─── RECORDS SUPPLIED
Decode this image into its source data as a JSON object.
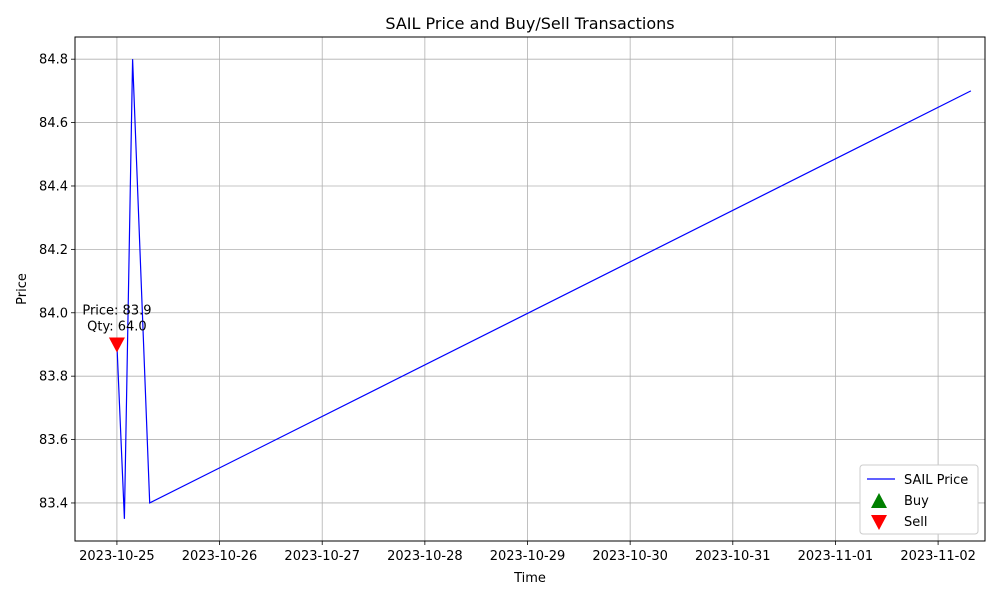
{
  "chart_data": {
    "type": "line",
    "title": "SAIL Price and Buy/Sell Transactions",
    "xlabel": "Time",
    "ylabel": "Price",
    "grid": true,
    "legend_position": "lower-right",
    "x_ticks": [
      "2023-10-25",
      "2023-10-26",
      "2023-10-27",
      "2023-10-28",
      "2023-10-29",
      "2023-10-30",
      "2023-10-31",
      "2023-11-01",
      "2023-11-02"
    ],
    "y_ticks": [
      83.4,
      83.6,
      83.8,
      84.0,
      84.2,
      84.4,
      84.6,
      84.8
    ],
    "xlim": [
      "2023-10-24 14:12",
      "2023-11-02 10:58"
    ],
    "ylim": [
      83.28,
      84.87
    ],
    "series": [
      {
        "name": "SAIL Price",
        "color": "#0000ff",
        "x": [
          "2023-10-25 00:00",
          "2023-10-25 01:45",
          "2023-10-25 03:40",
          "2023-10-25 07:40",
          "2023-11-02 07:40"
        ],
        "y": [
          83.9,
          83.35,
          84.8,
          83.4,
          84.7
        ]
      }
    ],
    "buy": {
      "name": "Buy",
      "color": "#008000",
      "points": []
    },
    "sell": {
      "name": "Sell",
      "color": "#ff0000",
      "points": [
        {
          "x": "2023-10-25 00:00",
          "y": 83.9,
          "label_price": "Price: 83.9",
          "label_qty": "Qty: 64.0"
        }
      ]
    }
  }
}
──────
**EXERCISE TASK:** Pictures are to be left out; repeat all the remaining data exactly.

**CORRECT RESULT:**
Decode this image into its source data as a JSON object.
{
  "chart_data": {
    "type": "line",
    "title": "SAIL Price and Buy/Sell Transactions",
    "xlabel": "Time",
    "ylabel": "Price",
    "grid": true,
    "legend_position": "lower-right",
    "x_ticks": [
      "2023-10-25",
      "2023-10-26",
      "2023-10-27",
      "2023-10-28",
      "2023-10-29",
      "2023-10-30",
      "2023-10-31",
      "2023-11-01",
      "2023-11-02"
    ],
    "y_ticks": [
      83.4,
      83.6,
      83.8,
      84.0,
      84.2,
      84.4,
      84.6,
      84.8
    ],
    "xlim": [
      "2023-10-24 14:12",
      "2023-11-02 10:58"
    ],
    "ylim": [
      83.28,
      84.87
    ],
    "series": [
      {
        "name": "SAIL Price",
        "color": "#0000ff",
        "x": [
          "2023-10-25 00:00",
          "2023-10-25 01:45",
          "2023-10-25 03:40",
          "2023-10-25 07:40",
          "2023-11-02 07:40"
        ],
        "y": [
          83.9,
          83.35,
          84.8,
          83.4,
          84.7
        ]
      }
    ],
    "buy": {
      "name": "Buy",
      "color": "#008000",
      "points": []
    },
    "sell": {
      "name": "Sell",
      "color": "#ff0000",
      "points": [
        {
          "x": "2023-10-25 00:00",
          "y": 83.9,
          "label_price": "Price: 83.9",
          "label_qty": "Qty: 64.0"
        }
      ]
    }
  }
}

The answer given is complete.